Extract all lines in the data that contain the word "SHOULDER".
----
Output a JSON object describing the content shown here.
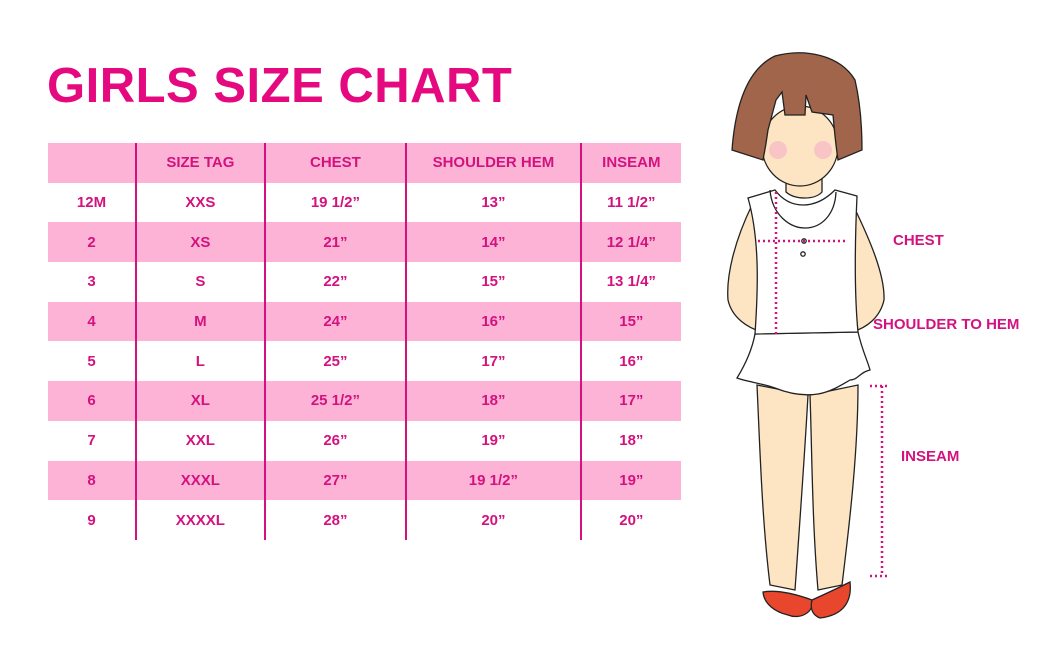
{
  "title": "GIRLS SIZE CHART",
  "table": {
    "headers": [
      "",
      "SIZE TAG",
      "CHEST",
      "SHOULDER HEM",
      "INSEAM"
    ],
    "rows": [
      [
        "12M",
        "XXS",
        "19 1/2”",
        "13”",
        "11 1/2”"
      ],
      [
        "2",
        "XS",
        "21”",
        "14”",
        "12 1/4”"
      ],
      [
        "3",
        "S",
        "22”",
        "15”",
        "13 1/4”"
      ],
      [
        "4",
        "M",
        "24”",
        "16”",
        "15”"
      ],
      [
        "5",
        "L",
        "25”",
        "17”",
        "16”"
      ],
      [
        "6",
        "XL",
        "25 1/2”",
        "18”",
        "17”"
      ],
      [
        "7",
        "XXL",
        "26”",
        "19”",
        "18”"
      ],
      [
        "8",
        "XXXL",
        "27”",
        "19 1/2”",
        "19”"
      ],
      [
        "9",
        "XXXXL",
        "28”",
        "20”",
        "20”"
      ]
    ]
  },
  "figure": {
    "labels": {
      "chest": "CHEST",
      "shoulder_to_hem": "SHOULDER TO HEM",
      "inseam": "INSEAM"
    }
  },
  "colors": {
    "accent": "#e5097f",
    "row_pink": "#fcb3d6",
    "hair": "#a0654a",
    "skin": "#fde5c3",
    "shoes": "#e8472e"
  }
}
----
Written reply:
      "SHOULDER HEM",
      "shoulder_to_hem": "SHOULDER TO HEM",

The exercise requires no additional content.